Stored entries
★ ★ ★ ★ ★

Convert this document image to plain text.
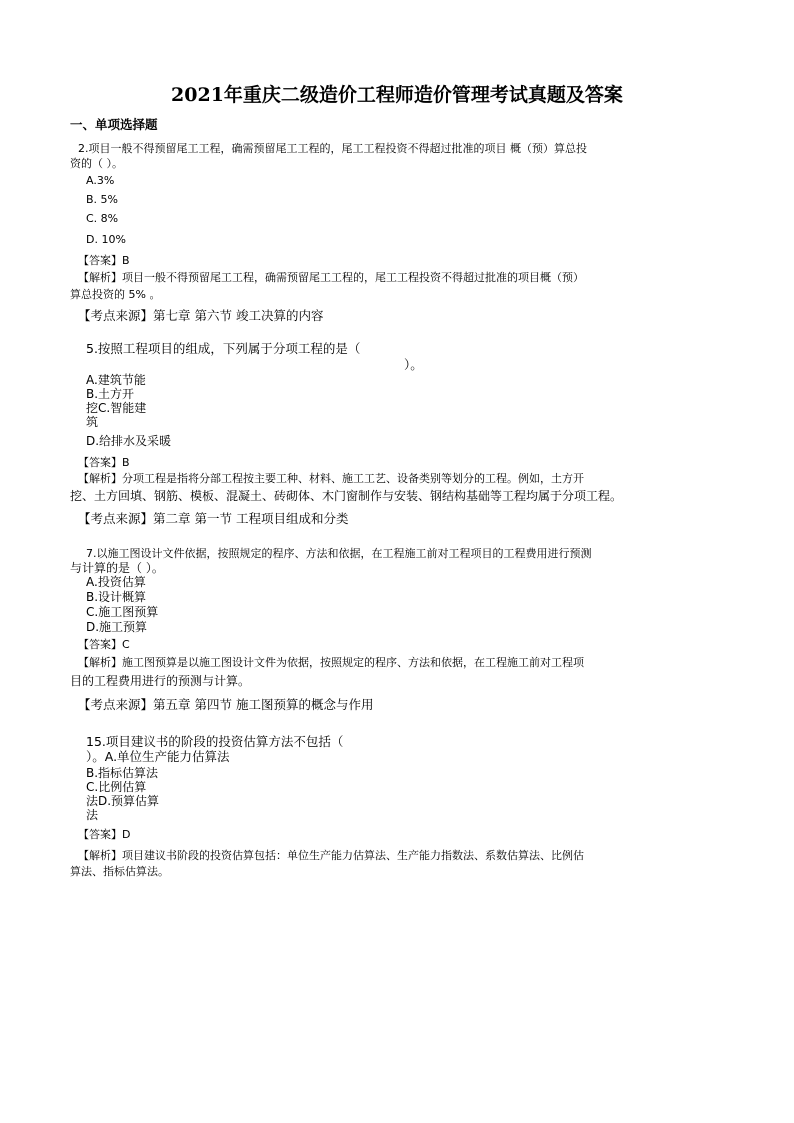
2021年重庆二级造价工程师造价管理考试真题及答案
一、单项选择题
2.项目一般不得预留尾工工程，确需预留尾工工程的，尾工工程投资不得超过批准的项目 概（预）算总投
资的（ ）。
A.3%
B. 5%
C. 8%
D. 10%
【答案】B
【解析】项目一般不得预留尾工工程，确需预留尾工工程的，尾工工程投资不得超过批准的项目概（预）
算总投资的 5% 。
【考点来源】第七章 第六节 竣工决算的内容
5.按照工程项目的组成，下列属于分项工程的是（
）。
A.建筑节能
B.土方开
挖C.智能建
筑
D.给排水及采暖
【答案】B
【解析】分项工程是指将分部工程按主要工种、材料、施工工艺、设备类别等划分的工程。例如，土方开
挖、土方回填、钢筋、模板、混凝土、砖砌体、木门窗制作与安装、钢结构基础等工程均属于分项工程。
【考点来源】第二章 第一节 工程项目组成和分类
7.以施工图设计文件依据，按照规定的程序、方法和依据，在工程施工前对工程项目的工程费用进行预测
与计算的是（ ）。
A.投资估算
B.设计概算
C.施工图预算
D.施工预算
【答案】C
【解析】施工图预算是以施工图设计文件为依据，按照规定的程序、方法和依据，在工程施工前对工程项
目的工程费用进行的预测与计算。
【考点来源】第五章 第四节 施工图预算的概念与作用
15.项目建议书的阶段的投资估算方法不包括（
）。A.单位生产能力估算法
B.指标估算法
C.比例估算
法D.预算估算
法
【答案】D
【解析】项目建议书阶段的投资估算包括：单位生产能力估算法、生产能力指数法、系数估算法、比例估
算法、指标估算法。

★ ★ ★ ★ ★

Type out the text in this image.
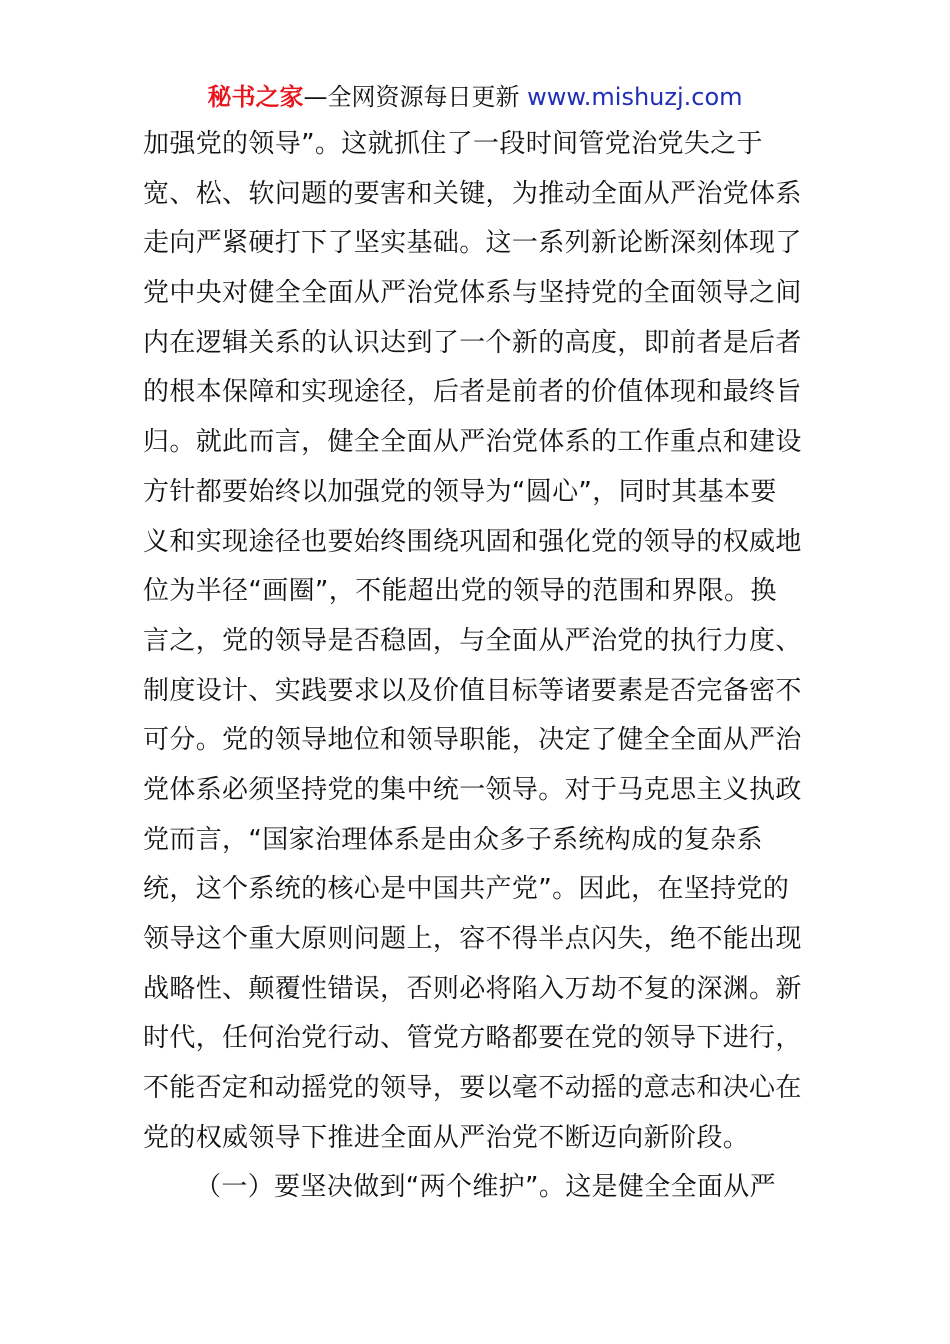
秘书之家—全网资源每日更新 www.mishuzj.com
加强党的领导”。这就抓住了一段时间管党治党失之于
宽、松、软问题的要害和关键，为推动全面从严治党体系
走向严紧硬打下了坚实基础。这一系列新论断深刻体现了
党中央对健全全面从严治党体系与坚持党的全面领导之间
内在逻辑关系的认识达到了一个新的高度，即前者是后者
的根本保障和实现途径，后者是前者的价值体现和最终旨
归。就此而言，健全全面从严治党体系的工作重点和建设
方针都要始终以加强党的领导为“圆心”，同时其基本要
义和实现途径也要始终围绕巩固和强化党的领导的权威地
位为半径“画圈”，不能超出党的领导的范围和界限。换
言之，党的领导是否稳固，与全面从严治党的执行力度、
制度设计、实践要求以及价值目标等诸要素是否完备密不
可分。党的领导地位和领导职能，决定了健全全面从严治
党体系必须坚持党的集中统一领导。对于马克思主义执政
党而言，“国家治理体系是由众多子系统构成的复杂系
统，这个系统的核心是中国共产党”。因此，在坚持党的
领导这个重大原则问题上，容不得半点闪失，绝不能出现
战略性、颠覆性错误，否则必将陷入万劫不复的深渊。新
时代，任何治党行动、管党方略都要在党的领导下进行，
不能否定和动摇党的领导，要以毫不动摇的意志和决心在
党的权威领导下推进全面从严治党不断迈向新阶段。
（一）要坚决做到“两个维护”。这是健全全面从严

★ ★ ★ ★ ★

*Directions*: Check each line of the entries above for the word "方法和依据". List the ones that have it.

*Response*:
7.以施工图设计文件依据，按照规定的程序、方法和依据，在工程施工前对工程项目的工程费用进行预测
【解析】施工图预算是以施工图设计文件为依据，按照规定的程序、方法和依据，在工程施工前对工程项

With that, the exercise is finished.